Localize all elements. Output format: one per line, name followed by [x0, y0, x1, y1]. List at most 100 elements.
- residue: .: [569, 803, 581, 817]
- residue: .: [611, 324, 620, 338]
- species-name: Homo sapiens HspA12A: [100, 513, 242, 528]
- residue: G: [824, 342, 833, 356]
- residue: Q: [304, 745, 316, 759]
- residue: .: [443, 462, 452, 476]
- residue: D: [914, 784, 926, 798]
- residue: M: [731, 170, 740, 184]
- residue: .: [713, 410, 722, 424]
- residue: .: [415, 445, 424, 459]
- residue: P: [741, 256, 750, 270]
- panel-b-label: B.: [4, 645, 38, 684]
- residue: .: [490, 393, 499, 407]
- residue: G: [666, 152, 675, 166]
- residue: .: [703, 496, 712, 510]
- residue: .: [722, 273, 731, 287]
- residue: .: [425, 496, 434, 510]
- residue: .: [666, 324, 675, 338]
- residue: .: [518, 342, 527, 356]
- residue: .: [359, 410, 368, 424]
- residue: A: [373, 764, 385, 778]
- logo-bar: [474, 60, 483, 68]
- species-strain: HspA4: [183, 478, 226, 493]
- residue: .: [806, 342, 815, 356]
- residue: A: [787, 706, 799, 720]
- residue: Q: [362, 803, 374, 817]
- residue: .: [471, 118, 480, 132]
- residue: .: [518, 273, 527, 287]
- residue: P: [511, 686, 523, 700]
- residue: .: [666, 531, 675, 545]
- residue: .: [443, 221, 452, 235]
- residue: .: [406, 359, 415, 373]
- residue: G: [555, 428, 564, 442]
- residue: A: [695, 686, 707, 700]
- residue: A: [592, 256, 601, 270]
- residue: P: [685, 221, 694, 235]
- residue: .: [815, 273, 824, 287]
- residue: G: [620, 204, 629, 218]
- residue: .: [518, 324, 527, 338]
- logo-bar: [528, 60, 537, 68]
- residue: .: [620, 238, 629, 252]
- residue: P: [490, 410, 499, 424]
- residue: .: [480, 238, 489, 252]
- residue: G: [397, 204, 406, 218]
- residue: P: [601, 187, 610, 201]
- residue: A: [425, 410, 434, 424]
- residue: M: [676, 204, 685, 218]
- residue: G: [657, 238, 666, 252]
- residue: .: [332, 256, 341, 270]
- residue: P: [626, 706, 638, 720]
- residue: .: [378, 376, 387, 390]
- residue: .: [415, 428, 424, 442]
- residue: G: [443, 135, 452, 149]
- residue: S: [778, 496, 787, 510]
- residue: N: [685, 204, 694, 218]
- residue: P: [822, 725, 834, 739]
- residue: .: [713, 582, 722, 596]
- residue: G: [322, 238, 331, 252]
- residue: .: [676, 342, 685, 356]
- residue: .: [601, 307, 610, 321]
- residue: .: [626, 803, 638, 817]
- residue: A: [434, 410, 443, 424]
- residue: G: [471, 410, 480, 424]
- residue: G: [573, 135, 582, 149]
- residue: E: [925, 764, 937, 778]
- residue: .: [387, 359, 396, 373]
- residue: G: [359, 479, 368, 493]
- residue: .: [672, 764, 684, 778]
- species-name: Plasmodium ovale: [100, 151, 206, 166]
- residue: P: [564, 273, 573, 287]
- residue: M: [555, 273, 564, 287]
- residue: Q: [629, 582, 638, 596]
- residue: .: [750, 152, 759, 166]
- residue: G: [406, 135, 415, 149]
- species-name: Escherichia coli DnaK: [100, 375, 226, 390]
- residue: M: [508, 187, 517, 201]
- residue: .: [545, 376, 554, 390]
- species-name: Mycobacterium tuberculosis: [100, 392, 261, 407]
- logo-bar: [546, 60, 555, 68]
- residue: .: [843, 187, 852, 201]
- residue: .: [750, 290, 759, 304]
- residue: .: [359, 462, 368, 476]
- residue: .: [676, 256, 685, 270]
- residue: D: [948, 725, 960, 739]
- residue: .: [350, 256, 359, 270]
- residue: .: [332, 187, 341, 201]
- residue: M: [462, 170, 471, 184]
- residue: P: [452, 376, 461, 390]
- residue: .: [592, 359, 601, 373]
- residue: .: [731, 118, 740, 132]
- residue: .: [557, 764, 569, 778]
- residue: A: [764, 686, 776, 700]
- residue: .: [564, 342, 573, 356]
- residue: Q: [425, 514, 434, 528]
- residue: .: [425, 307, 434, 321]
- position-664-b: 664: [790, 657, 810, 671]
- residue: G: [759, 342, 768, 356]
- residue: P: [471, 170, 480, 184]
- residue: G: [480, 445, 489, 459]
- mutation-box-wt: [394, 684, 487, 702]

⁂

» **What the task requires**: Each line in the listing above that includes "logo" is to be copied.

» **Worked solution**:
- logo-bar: [474, 60, 483, 68]
- logo-bar: [528, 60, 537, 68]
- logo-bar: [546, 60, 555, 68]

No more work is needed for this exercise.